*Your task*: Identify every line containing the word "true" and reproduce each one.

*Data shown*:
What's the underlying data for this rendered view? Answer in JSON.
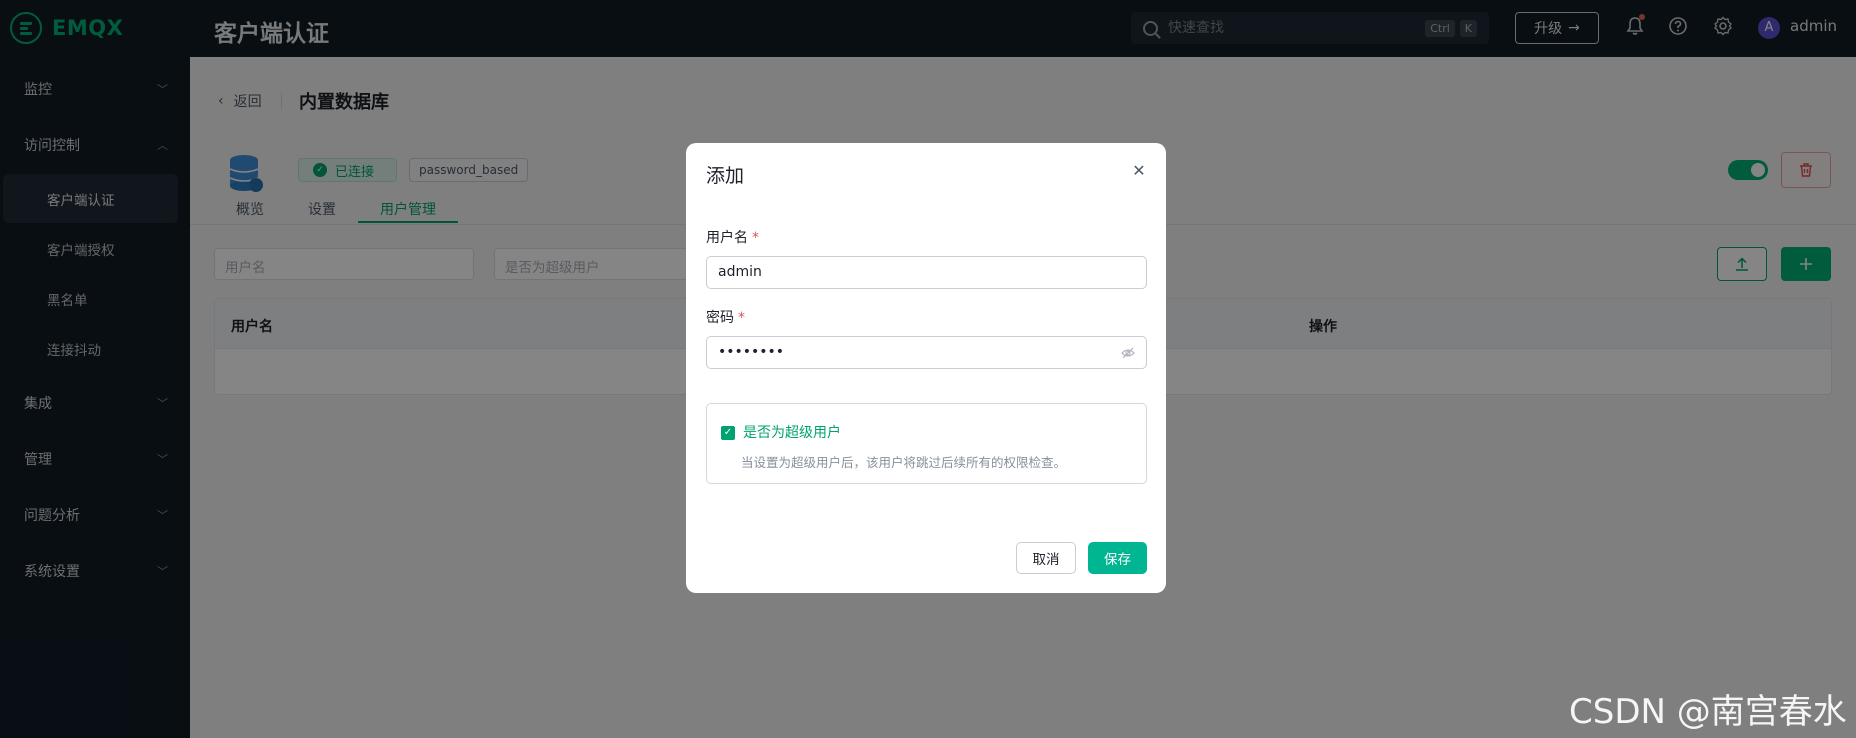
{
  "app": {
    "logo_text": "EMQX",
    "page_title": "客户端认证"
  },
  "header": {
    "search_placeholder": "快速查找",
    "shortcut_keys": [
      "Ctrl",
      "K"
    ],
    "upgrade_label": "升级",
    "user": {
      "avatar_letter": "A",
      "name": "admin"
    }
  },
  "sidebar": {
    "items": [
      {
        "label": "监控",
        "expanded": false
      },
      {
        "label": "访问控制",
        "expanded": true
      },
      {
        "label": "集成",
        "expanded": false
      },
      {
        "label": "管理",
        "expanded": false
      },
      {
        "label": "问题分析",
        "expanded": false
      },
      {
        "label": "系统设置",
        "expanded": false
      }
    ],
    "sub_items": [
      {
        "label": "客户端认证",
        "active": true
      },
      {
        "label": "客户端授权",
        "active": false
      },
      {
        "label": "黑名单",
        "active": false
      },
      {
        "label": "连接抖动",
        "active": false
      }
    ]
  },
  "main": {
    "back_label": "返回",
    "title": "内置数据库",
    "status": "已连接",
    "mechanism": "password_based",
    "enabled": true,
    "tabs": [
      {
        "label": "概览",
        "active": false
      },
      {
        "label": "设置",
        "active": false
      },
      {
        "label": "用户管理",
        "active": true
      }
    ],
    "filters": {
      "username_placeholder": "用户名",
      "superuser_placeholder": "是否为超级用户"
    },
    "table": {
      "columns": [
        "用户名",
        "操作"
      ]
    }
  },
  "modal": {
    "title": "添加",
    "username_label": "用户名",
    "username_value": "admin",
    "password_label": "密码",
    "password_value": "••••••••",
    "superuser_label": "是否为超级用户",
    "superuser_checked": true,
    "superuser_desc": "当设置为超级用户后，该用户将跳过后续所有的权限检查。",
    "cancel_label": "取消",
    "save_label": "保存"
  },
  "watermark": "CSDN @南宫春水",
  "colors": {
    "accent": "#00b173",
    "danger": "#e05252",
    "sidebar_bg": "#101b24"
  }
}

*Solution to the problem*:
        "expanded": true
        "active": true
    "enabled": true,
        "active": true
    "superuser_checked": true,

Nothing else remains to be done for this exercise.